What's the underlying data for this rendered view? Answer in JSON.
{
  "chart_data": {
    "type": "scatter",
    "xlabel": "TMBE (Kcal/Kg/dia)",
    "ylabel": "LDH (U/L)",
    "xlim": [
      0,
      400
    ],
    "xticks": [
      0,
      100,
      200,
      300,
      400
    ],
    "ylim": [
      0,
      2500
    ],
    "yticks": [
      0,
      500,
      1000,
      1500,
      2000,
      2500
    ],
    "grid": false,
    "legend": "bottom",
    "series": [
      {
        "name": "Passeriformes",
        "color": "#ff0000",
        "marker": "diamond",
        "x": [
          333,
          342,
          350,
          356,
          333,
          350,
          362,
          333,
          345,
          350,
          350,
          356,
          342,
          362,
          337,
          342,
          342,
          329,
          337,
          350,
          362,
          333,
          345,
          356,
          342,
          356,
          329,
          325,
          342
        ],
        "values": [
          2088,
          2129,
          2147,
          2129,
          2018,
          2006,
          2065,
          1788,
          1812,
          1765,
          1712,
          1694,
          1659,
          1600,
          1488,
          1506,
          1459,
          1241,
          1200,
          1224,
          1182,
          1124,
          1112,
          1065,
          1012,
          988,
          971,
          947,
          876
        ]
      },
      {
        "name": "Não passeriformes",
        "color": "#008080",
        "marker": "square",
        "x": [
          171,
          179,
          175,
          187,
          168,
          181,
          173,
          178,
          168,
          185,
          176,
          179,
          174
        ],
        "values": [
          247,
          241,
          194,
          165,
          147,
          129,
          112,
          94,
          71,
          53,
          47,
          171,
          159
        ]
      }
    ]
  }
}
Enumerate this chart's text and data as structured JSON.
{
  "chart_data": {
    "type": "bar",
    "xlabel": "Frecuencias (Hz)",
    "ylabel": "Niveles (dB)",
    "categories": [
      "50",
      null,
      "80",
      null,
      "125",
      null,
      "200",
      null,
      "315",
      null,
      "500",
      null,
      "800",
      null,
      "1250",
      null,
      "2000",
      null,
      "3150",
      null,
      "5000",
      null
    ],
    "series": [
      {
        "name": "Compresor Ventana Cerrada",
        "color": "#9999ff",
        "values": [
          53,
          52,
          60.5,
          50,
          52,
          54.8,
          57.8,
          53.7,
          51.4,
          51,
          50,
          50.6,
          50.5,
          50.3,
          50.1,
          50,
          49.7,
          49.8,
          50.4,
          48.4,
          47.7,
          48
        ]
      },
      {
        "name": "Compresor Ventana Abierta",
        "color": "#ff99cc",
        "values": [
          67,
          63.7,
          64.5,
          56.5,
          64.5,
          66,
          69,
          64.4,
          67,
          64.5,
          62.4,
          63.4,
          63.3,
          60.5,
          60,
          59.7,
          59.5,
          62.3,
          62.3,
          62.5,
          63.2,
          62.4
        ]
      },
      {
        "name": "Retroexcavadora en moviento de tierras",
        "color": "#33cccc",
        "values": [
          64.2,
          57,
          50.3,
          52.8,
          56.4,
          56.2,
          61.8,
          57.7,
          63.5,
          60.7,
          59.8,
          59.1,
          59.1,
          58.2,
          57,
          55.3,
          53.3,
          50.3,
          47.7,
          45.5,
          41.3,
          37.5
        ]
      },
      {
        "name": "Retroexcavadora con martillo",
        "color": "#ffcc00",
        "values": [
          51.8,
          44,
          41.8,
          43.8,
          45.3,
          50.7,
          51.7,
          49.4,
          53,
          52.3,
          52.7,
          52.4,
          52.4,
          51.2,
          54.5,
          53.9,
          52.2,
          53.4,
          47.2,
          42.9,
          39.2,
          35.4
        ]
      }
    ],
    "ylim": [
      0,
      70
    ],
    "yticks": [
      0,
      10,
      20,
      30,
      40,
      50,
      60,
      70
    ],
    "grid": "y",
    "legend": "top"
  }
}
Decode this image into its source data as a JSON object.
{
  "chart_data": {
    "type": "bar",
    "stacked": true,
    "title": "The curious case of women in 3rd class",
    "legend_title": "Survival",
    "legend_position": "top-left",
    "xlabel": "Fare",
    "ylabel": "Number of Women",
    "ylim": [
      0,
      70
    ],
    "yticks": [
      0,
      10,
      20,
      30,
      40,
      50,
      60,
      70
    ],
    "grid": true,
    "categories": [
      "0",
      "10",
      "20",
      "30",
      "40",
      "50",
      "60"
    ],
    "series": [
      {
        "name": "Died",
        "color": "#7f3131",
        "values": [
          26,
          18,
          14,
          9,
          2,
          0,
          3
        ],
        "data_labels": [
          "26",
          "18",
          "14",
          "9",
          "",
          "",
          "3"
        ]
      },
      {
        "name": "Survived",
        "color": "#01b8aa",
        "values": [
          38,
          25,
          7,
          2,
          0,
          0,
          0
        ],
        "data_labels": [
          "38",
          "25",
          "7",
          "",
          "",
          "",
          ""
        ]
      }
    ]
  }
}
※
**Exercise requirements**
Each line in the listing above that contains "Retroexcavadora" should be copied.

**Result below**
        "name": "Retroexcavadora en moviento de tierras",
        "name": "Retroexcavadora con martillo",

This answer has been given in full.